[BEGIN Input material]
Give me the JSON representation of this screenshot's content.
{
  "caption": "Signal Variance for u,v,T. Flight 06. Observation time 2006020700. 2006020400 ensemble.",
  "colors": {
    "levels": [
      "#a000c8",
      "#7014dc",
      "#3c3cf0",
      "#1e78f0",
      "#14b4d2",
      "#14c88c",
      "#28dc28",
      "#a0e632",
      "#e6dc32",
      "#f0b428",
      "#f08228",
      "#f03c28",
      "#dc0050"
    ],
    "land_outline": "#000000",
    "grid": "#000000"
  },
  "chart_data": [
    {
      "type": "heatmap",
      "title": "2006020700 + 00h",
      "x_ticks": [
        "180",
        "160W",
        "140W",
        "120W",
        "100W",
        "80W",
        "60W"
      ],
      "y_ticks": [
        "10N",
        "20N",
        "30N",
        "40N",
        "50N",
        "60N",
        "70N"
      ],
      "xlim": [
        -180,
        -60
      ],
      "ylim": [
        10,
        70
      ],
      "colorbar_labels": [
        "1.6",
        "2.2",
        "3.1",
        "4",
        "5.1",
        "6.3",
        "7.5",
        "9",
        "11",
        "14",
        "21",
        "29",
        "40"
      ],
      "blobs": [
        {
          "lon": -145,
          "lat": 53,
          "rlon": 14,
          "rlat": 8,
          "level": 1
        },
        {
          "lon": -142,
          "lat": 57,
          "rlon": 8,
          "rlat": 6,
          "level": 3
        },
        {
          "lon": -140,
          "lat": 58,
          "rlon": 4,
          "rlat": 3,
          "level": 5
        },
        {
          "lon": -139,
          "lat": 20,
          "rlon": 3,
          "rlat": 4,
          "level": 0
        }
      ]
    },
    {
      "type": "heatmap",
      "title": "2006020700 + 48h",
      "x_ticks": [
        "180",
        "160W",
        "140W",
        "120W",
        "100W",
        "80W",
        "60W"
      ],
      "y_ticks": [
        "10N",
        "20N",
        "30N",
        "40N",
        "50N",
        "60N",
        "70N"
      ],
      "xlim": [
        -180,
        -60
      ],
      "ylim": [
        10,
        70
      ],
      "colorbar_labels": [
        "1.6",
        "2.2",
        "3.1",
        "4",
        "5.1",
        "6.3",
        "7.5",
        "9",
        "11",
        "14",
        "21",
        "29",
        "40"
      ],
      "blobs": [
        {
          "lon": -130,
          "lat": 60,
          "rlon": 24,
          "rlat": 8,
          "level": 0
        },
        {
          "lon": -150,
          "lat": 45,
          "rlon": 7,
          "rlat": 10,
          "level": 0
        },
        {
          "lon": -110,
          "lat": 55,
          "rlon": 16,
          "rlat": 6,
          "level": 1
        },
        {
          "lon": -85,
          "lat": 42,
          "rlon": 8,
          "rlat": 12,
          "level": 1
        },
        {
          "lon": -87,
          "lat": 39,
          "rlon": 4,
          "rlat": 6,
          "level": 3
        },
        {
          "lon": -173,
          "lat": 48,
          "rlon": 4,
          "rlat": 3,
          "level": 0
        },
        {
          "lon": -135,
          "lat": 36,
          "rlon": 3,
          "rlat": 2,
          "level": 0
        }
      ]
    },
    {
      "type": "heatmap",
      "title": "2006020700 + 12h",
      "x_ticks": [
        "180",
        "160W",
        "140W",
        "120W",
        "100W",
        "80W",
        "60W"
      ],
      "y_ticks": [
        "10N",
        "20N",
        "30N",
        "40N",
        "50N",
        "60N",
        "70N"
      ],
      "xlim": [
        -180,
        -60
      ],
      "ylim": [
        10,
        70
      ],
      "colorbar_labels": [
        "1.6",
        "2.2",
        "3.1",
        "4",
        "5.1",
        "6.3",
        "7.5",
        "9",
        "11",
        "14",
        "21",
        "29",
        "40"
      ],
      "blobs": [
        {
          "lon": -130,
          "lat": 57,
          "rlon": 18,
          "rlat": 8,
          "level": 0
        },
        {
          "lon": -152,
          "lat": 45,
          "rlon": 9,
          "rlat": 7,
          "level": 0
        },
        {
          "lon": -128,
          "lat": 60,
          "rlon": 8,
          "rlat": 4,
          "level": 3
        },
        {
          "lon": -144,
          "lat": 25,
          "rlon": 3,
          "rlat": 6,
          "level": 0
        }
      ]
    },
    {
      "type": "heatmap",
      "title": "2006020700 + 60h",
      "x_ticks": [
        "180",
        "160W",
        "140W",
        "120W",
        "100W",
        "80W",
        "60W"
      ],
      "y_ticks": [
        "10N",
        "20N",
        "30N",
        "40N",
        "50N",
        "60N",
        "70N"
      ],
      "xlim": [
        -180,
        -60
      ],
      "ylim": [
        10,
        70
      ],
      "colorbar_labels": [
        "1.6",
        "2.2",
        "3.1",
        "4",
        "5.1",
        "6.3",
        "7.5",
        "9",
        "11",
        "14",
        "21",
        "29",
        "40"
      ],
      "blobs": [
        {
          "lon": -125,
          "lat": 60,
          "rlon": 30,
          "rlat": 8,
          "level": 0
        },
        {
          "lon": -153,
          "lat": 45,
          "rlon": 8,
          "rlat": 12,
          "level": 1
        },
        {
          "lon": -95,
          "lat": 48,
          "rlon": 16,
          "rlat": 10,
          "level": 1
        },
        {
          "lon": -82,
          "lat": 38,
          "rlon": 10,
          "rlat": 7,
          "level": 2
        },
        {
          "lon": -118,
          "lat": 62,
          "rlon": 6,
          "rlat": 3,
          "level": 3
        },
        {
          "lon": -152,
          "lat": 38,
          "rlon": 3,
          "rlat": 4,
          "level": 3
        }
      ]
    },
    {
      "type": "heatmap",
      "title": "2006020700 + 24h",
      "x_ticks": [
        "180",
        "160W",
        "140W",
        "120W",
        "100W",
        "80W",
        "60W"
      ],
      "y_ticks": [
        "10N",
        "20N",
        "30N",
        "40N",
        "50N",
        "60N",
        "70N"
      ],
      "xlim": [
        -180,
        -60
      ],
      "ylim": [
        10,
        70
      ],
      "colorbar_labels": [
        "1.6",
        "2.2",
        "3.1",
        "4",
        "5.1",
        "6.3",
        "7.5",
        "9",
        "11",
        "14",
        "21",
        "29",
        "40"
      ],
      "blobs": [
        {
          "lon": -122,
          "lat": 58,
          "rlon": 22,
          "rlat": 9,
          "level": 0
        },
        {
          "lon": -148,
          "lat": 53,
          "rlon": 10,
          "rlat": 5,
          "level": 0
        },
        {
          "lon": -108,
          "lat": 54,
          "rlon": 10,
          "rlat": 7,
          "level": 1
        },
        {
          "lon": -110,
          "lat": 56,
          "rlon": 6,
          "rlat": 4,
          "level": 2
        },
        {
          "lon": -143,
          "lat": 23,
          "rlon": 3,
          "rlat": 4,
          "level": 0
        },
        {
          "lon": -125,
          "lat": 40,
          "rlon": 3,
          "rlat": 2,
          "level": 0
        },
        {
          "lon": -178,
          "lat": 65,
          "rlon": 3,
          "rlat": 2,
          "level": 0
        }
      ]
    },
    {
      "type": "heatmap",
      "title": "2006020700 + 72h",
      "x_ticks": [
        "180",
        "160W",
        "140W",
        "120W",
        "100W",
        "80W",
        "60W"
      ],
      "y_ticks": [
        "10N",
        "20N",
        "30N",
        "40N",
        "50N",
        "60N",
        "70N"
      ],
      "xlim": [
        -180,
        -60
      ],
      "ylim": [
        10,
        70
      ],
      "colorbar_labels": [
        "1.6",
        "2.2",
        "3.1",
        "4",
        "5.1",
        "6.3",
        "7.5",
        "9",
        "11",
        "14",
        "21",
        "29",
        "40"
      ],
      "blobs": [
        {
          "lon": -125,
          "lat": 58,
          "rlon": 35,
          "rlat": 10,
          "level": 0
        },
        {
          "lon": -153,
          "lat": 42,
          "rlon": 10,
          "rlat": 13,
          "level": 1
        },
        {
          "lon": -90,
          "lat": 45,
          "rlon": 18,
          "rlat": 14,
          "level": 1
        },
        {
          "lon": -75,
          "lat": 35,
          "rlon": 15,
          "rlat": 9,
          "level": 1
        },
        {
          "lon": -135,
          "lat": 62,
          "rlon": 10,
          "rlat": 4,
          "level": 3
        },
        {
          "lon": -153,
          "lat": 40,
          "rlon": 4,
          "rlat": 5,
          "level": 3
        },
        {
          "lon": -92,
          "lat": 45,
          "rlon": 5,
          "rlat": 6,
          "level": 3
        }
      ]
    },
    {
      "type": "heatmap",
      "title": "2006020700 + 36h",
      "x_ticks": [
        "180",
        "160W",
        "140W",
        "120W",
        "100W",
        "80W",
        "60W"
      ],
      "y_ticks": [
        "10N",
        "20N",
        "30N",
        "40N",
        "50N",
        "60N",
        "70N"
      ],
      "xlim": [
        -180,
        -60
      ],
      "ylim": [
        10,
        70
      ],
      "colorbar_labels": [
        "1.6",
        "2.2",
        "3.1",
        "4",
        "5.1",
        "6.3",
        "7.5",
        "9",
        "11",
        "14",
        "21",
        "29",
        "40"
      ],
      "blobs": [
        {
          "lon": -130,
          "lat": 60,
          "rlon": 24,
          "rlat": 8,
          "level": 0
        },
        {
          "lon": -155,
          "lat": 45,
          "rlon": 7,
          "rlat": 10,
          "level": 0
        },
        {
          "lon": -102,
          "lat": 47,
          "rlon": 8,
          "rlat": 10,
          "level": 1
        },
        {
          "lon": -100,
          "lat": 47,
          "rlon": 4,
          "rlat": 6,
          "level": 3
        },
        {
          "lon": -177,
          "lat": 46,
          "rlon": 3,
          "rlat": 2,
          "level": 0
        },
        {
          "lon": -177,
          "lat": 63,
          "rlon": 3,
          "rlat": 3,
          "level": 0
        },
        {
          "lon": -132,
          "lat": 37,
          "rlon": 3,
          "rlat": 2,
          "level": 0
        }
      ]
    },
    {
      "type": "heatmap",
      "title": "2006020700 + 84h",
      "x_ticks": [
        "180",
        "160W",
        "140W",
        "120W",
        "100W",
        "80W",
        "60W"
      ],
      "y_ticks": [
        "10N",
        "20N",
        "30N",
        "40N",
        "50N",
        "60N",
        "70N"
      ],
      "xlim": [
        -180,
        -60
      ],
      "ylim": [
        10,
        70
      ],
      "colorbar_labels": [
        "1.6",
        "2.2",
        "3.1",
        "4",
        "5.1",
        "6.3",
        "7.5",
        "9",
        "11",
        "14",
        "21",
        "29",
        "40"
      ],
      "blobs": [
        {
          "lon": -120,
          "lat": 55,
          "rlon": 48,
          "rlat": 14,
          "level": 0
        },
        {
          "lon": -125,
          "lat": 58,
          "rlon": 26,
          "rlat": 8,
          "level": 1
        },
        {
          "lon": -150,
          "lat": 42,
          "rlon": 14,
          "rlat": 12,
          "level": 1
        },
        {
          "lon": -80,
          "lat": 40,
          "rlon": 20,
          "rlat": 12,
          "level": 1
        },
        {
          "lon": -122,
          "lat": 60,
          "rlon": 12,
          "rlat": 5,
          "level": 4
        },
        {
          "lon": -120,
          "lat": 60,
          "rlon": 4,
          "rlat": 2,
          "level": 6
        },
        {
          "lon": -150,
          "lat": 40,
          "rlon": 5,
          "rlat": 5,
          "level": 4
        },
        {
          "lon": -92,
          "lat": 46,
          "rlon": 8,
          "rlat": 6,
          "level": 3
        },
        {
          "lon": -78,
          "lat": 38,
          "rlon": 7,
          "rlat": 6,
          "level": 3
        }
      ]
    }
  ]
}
[END Input material]
• [Written problem]:
Go through the material and select each line with the string "title" in it.

• [Solution to this task]:
      "title": "2006020700 + 00h",
      "title": "2006020700 + 48h",
      "title": "2006020700 + 12h",
      "title": "2006020700 + 60h",
      "title": "2006020700 + 24h",
      "title": "2006020700 + 72h",
      "title": "2006020700 + 36h",
      "title": "2006020700 + 84h",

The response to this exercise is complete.